#### [Task 1]
Copy out the stretch from "And it goes" through "more far-flung gins." in the piece on gin and travel, word for word.
#### [Task 2]
In the piece on gin and travel, which gin is described as direct fired over a copper pot still?
#### [Task 3]
Pick up the piece on gin and travel after its last sentence and keep writing it.

#### [Text extract]
────────────────

World’s Gins and World Travel

Shetland Reel, In the Welsh Wind, Sipsmith’s, and Jawbox don’t do it anymore for KEVIN  PILLEY. UK gins are too parochial.

Giants Nauticus gin

“Who wants another gin then? Portobello Road Asparagus anyone? Some Nelson’s Brussel Sprout? Saffron? Ant? Oyster? Quincenauticusor lavender? Christmas pudding perhaps? Butcher’s Beef Gin? Maybe some Scottish sea lettuce from Jura?”

The conversation has moved on, but the show-offs still like their gin and use it to remind you how well-traveled they are and how hopelessly under-traveled you will forever remain.

50 Fathoms Gin

Now it’s: “Every time I drink this gin it reminds me of our time traveling Vietnam’s highlands and lush deltas. Son Cai Gin, direct fired over a copper pot still. It takes me back to those riparian landscapes of south-east Asia, the ever-smiling locals in their cute straw cone hats, and the daily  ebb and flow of planting and harvest which is the traditional rice farmers and paddy field laborers’ picturesque way of life.” …

or:

“Ah! Unmistakeable. The taste of the Last Frontier. Alaskan Forty Fathoms Gin. How one glass brings it right back.  As if I am there again. Amidst the 340000 miles of tidal shoreline, the flocks of ultra-hardy Dall sheep, reminding me of my first encounter with a caribou, the volcanic chains, the three million lakes, the stretching south-west flatlands,  the permafrost cover, the paper bark forests, black spruce and, of course, the Sitka spruce and yellowing maples; and the memory of the wife and I trying vainly to get by in rudimentary Siberian Yupik and everyday beginners’ Inupiaq. What a country! What a place! What an expense! But what a worthwhile, once-in-a-lifetime expense.”

And it goes on.

“Just re-opening one gin bottle opens a flood of happy, all-trumping memories, or our trans-Canadian rail trip in our first class berth, and sampling en route everything from Caligary Gun Rummy at our visit to the Eau Claire Distillery to Dillon’s Rose Gin, Toronto’s Nickle Nine, the winged kelp-infused Sheringham Seaside Gin of Vancouver Island and the Eastern township Ungavara. A stiff Canadian G&T makes me want to rush back to the Port Chilkoot in Haines to buy another bottle of fond Alaskan memories!”

Watenshi gin

Once, it was the photo albums we dreaded being opened. Then the phones and I-pads. Now it’s the drinks cabinet, which is now devoid of any Irish-crafted gins, and full of far more far-flung gins.

────────────────

#### [Raw data]
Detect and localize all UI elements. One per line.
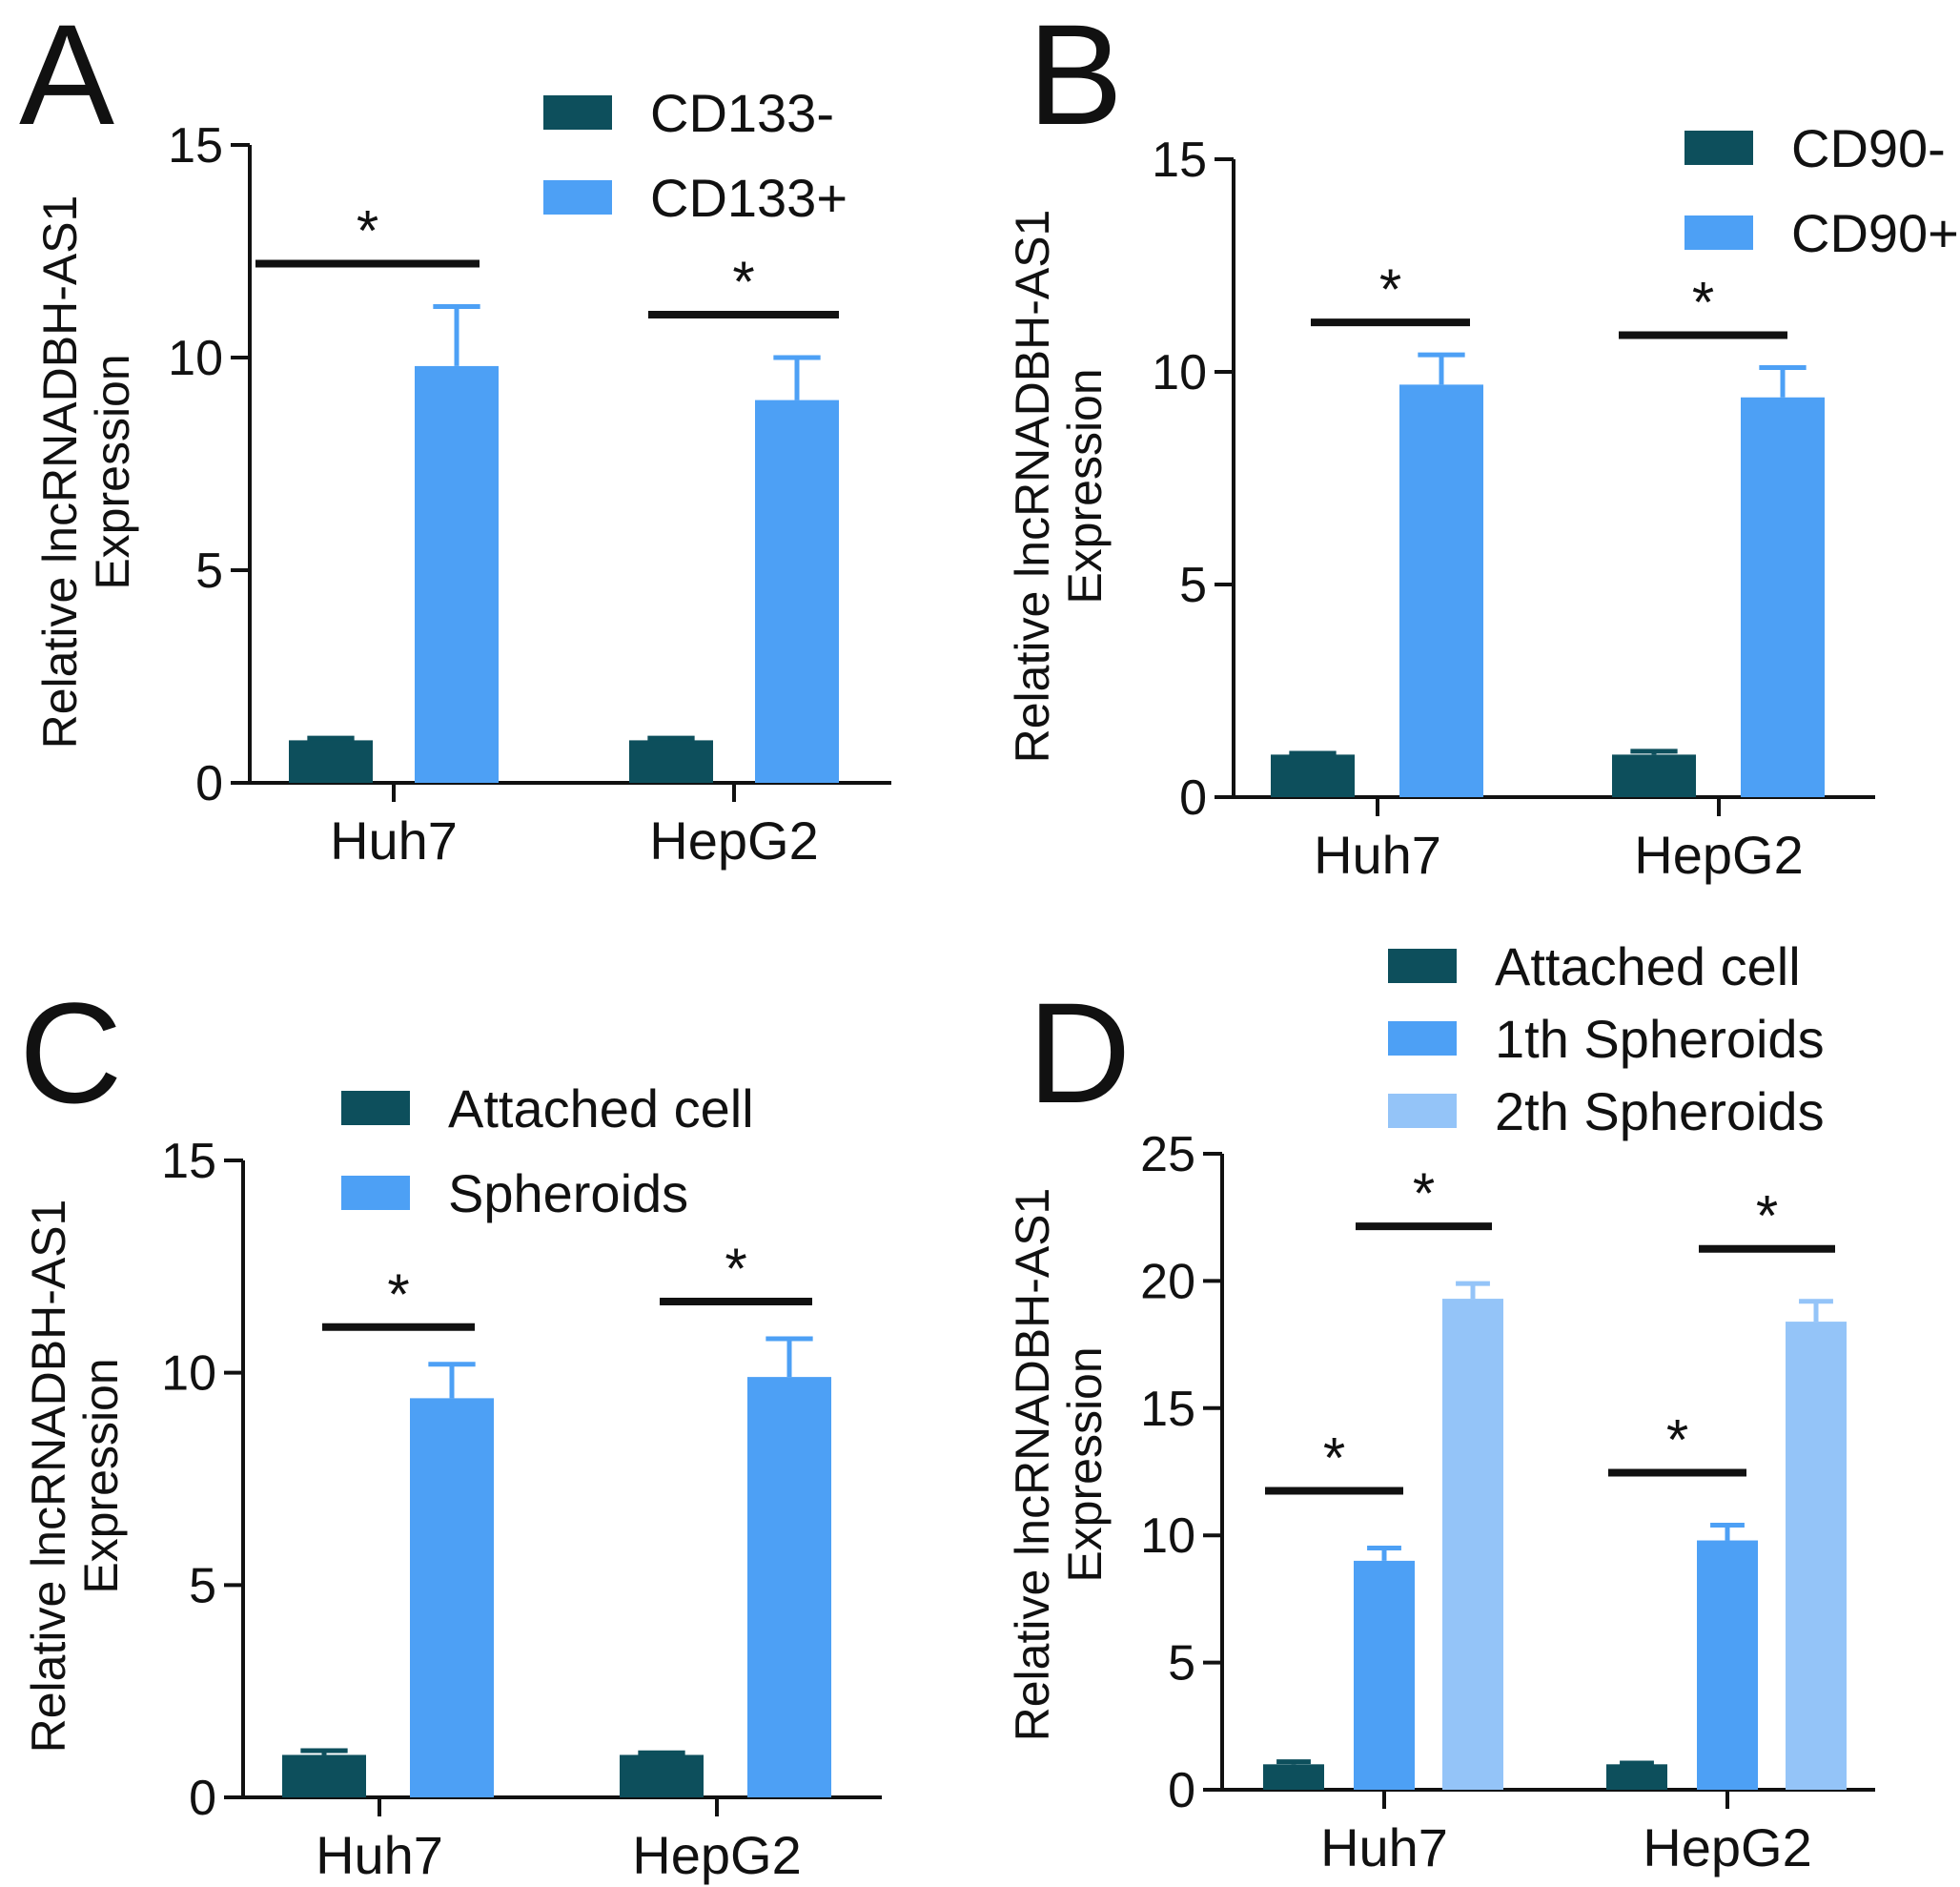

────────────────

#### [Result 1]
And it goes on.

“Just re-opening one gin bottle opens a flood of happy, all-trumping memories, or our trans-Canadian rail trip in our first class berth, and sampling en route everything from Caligary Gun Rummy at our visit to the Eau Claire Distillery to Dillon’s Rose Gin, Toronto’s Nickle Nine, the winged kelp-infused Sheringham Seaside Gin of Vancouver Island and the Eastern township Ungavara. A stiff Canadian G&T makes me want to rush back to the Port Chilkoot in Haines to buy another bottle of fond Alaskan memories!”

Watenshi gin

Once, it was the photo albums we dreaded being opened. Then the phones and I-pads. Now it’s the drinks cabinet, which is now devoid of any Irish-crafted gins, and full of far more far-flung gins.

#### [Result 2]
Son Cai Gin

#### [Result 3]
It could be Nova Scotian Funday, North Carolina aged in Utah Conniption, Ohio Violet & Petal, Philadelphia Bluecoat, San Francisco Junipero, Connecticut Tuck, and Nantucket Gail Force, or New Zealand Scapegrace Black Gin, Australian Mount Uncle Bushire Smoked Gin, Barossa Valley Seppeltsfield, or Aussie Never Never Freak Gin.

Ski season is the peak time of crisis when it’s all Swiss Generous. Nolet’s and Ninginous. And Austrian Coffee Gin.

Everyone hides the supermarket-bought Aviation at the back of the cabinet. The Gordon’s is nowhere.  Even the Swedish Herno has become too common, the French gins old hat (even Zing 72!) and Scottish too hackneyed. They have no cachet and no more stories to tell. Island Gin from the Isles of Scilly and Orcadian gins like Aatta still have some life and use left in them, but nothing Cornwall or Celtic, and not even Dartmoor and the Lakes. Nearly everyone has been there.

Glaswe gin

Fynoderee Manx Dry Gin Kerala Chai is not good enough. No one is impressed anymore by your Taiwanese Kavalan or your Edinburgh Gin.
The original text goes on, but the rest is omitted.